## [AIM OF THE EXERCISE]
Copy the listing verbatim, excluding any images found in it.

Stored items:

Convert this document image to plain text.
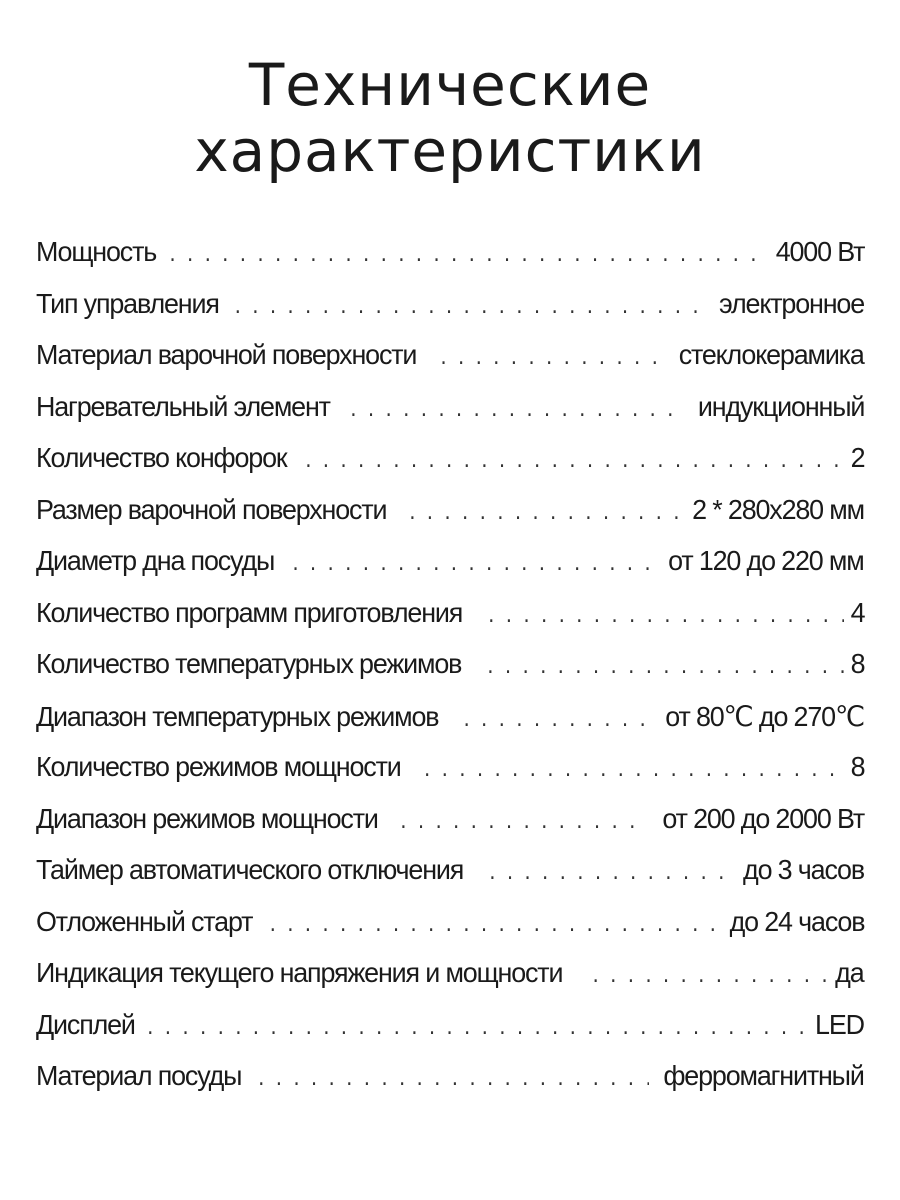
Технические
характеристики
Мощность . . .	4000 Вт
Тип управления . . .	электронное
Материал варочной поверхности . . .	стеклокерамика
Нагревательный элемент . . .	индукционный
Количество конфорок . . .	2
Размер варочной поверхности . . .	2 * 280х280 мм
Диаметр дна посуды . . .	от 120 до 220 мм
Количество программ приготовления . . .	4
Количество температурных режимов . . .	8
Диапазон температурных режимов . . .	от 80℃ до 270℃
Количество режимов мощности . . .	8
Диапазон режимов мощности . . .	от 200 до 2000 Вт
Таймер автоматического отключения . . .	до 3 часов
Отложенный старт . . .	до 24 часов
Индикация текущего напряжения и мощности . . .	да
Дисплей . . .	LED
Материал посуды . . .	ферромагнитный
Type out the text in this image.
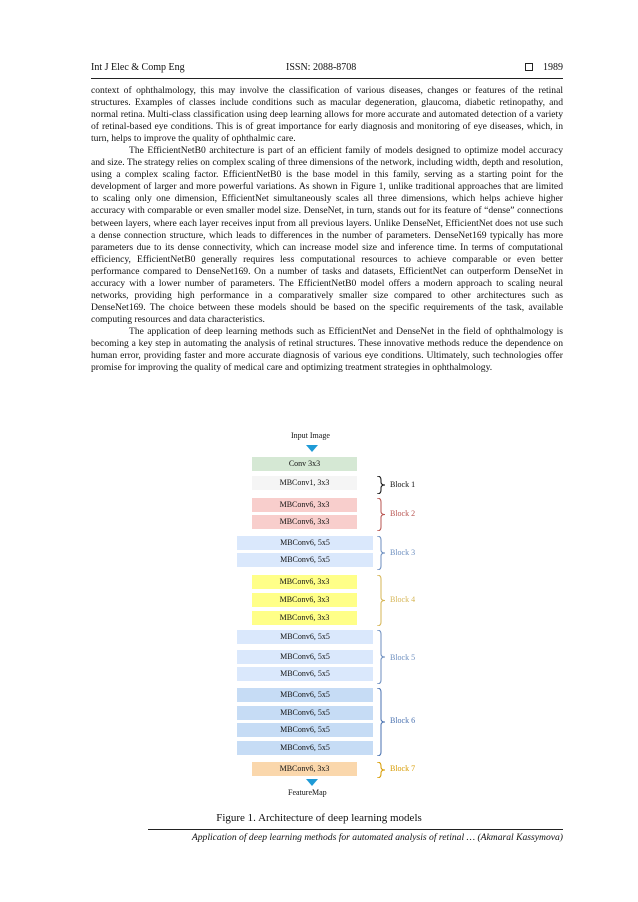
Int J Elec & Comp Eng	ISSN: 2088-8708	1989

context of ophthalmology, this may involve the classification of various diseases, changes or features of the retinal structures. Examples of classes include conditions such as macular degeneration, glaucoma, diabetic retinopathy, and normal retina. Multi-class classification using deep learning allows for more accurate and automated detection of a variety of retinal-based eye conditions. This is of great importance for early diagnosis and monitoring of eye diseases, which, in turn, helps to improve the quality of ophthalmic care.

The EfficientNetB0 architecture is part of an efficient family of models designed to optimize model accuracy and size. The strategy relies on complex scaling of three dimensions of the network, including width, depth and resolution, using a complex scaling factor. EfficientNetB0 is the base model in this family, serving as a starting point for the development of larger and more powerful variations. As shown in Figure 1, unlike traditional approaches that are limited to scaling only one dimension, EfficientNet simultaneously scales all three dimensions, which helps achieve higher accuracy with comparable or even smaller model size. DenseNet, in turn, stands out for its feature of “dense” connections between layers, where each layer receives input from all previous layers. Unlike DenseNet, EfficientNet does not use such a dense connection structure, which leads to differences in the number of parameters. DenseNet169 typically has more parameters due to its dense connectivity, which can increase model size and inference time. In terms of computational efficiency, EfficientNetB0 generally requires less computational resources to achieve comparable or even better performance compared to DenseNet169. On a number of tasks and datasets, EfficientNet can outperform DenseNet in accuracy with a lower number of parameters. The EfficientNetB0 model offers a modern approach to scaling neural networks, providing high performance in a comparatively smaller size compared to other architectures such as DenseNet169. The choice between these models should be based on the specific requirements of the task, available computing resources and data characteristics.

The application of deep learning methods such as EfficientNet and DenseNet in the field of ophthalmology is becoming a key step in automating the analysis of retinal structures. These innovative methods reduce the dependence on human error, providing faster and more accurate diagnosis of various eye conditions. Ultimately, such technologies offer promise for improving the quality of medical care and optimizing treatment strategies in ophthalmology.

Input Image
FeatureMap
Conv 3x3
MBConv1, 3x3
MBConv6, 3x3
MBConv6, 3x3
MBConv6, 5x5
MBConv6, 5x5
MBConv6, 3x3
MBConv6, 3x3
MBConv6, 3x3
MBConv6, 5x5
MBConv6, 5x5
MBConv6, 5x5
MBConv6, 5x5
MBConv6, 5x5
MBConv6, 5x5
MBConv6, 5x5
MBConv6, 3x3
Block 1
Block 2
Block 3
Block 4
Block 5
Block 6
Block 7
Figure 1. Architecture of deep learning models
Application of deep learning methods for automated analysis of retinal … (Akmaral Kassymova)
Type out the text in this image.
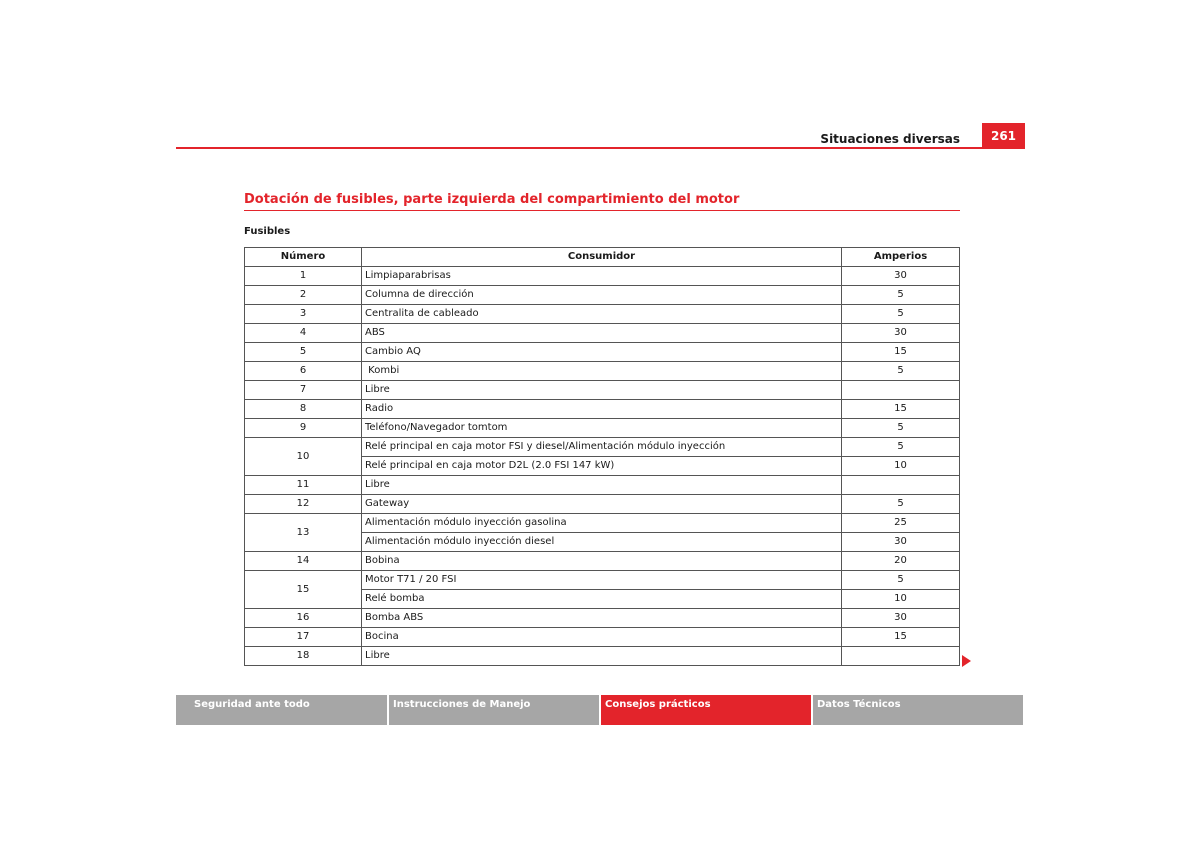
Situaciones diversas	261
Dotación de fusibles, parte izquierda del compartimiento del motor
Fusibles
Número	Consumidor	Amperios
1	Limpiaparabrisas	30
2	Columna de dirección	5
3	Centralita de cableado	5
4	ABS	30
5	Cambio AQ	15
6	Kombi	5
7	Libre	
8	Radio	15
9	Teléfono/Navegador tomtom	5
10	Relé principal en caja motor FSI y diesel/Alimentación módulo inyección	5
	Relé principal en caja motor D2L (2.0 FSI 147 kW)	10
11	Libre	
12	Gateway	5
13	Alimentación módulo inyección gasolina	25
	Alimentación módulo inyección diesel	30
14	Bobina	20
15	Motor T71 / 20 FSI	5
	Relé bomba	10
16	Bomba ABS	30
17	Bocina	15
18	Libre	
Seguridad ante todo	Instrucciones de Manejo	Consejos prácticos	Datos Técnicos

## [CORRECT RESULT]
Convert this document image to plain text.
Технические
характеристики
Мощность . . .	4000 Вт
Тип управления . . .	электронное
Материал варочной поверхности . . .	стеклокерамика
Нагревательный элемент . . .	индукционный
Количество конфорок . . .	2
Размер варочной поверхности . . .	2 * 280х280 мм
Диаметр дна посуды . . .	от 120 до 220 мм
Количество программ приготовления . . .	4
Количество температурных режимов . . .	8
Диапазон температурных режимов . . .	от 80℃ до 270℃
Количество режимов мощности . . .	8
Диапазон режимов мощности . . .	от 200 до 2000 Вт
Таймер автоматического отключения . . .	до 3 часов
Отложенный старт . . .	до 24 часов
Индикация текущего напряжения и мощности . . .	да
Дисплей . . .	LED
Материал посуды . . .	ферромагнитный
Type out the text in this image.
Int J Elec & Comp Eng	ISSN: 2088-8708	1989

context of ophthalmology, this may involve the classification of various diseases, changes or features of the retinal structures. Examples of classes include conditions such as macular degeneration, glaucoma, diabetic retinopathy, and normal retina. Multi-class classification using deep learning allows for more accurate and automated detection of a variety of retinal-based eye conditions. This is of great importance for early diagnosis and monitoring of eye diseases, which, in turn, helps to improve the quality of ophthalmic care.

The EfficientNetB0 architecture is part of an efficient family of models designed to optimize model accuracy and size. The strategy relies on complex scaling of three dimensions of the network, including width, depth and resolution, using a complex scaling factor. EfficientNetB0 is the base model in this family, serving as a starting point for the development of larger and more powerful variations. As shown in Figure 1, unlike traditional approaches that are limited to scaling only one dimension, EfficientNet simultaneously scales all three dimensions, which helps achieve higher accuracy with comparable or even smaller model size. DenseNet, in turn, stands out for its feature of “dense” connections between layers, where each layer receives input from all previous layers. Unlike DenseNet, EfficientNet does not use such a dense connection structure, which leads to differences in the number of parameters. DenseNet169 typically has more parameters due to its dense connectivity, which can increase model size and inference time. In terms of computational efficiency, EfficientNetB0 generally requires less computational resources to achieve comparable or even better performance compared to DenseNet169. On a number of tasks and datasets, EfficientNet can outperform DenseNet in accuracy with a lower number of parameters. The EfficientNetB0 model offers a modern approach to scaling neural networks, providing high performance in a comparatively smaller size compared to other architectures such as DenseNet169. The choice between these models should be based on the specific requirements of the task, available computing resources and data characteristics.

The application of deep learning methods such as EfficientNet and DenseNet in the field of ophthalmology is becoming a key step in automating the analysis of retinal structures. These innovative methods reduce the dependence on human error, providing faster and more accurate diagnosis of various eye conditions. Ultimately, such technologies offer promise for improving the quality of medical care and optimizing treatment strategies in ophthalmology.

Input Image
FeatureMap
Conv 3x3
MBConv1, 3x3
MBConv6, 3x3
MBConv6, 3x3
MBConv6, 5x5
MBConv6, 5x5
MBConv6, 3x3
MBConv6, 3x3
MBConv6, 3x3
MBConv6, 5x5
MBConv6, 5x5
MBConv6, 5x5
MBConv6, 5x5
MBConv6, 5x5
MBConv6, 5x5
MBConv6, 5x5
MBConv6, 3x3
Block 1
Block 2
Block 3
Block 4
Block 5
Block 6
Block 7
Figure 1. Architecture of deep learning models
Application of deep learning methods for automated analysis of retinal … (Akmaral Kassymova)
Type out the text in this image.
Situaciones diversas	261
Dotación de fusibles, parte izquierda del compartimiento del motor
Fusibles
Número	Consumidor	Amperios
1	Limpiaparabrisas	30
2	Columna de dirección	5
3	Centralita de cableado	5
4	ABS	30
5	Cambio AQ	15
6	Kombi	5
7	Libre	
8	Radio	15
9	Teléfono/Navegador tomtom	5
10	Relé principal en caja motor FSI y diesel/Alimentación módulo inyección	5
	Relé principal en caja motor D2L (2.0 FSI 147 kW)	10
11	Libre	
12	Gateway	5
13	Alimentación módulo inyección gasolina	25
	Alimentación módulo inyección diesel	30
14	Bobina	20
15	Motor T71 / 20 FSI	5
	Relé bomba	10
16	Bomba ABS	30
17	Bocina	15
18	Libre	
Seguridad ante todo	Instrucciones de Manejo	Consejos prácticos	Datos Técnicos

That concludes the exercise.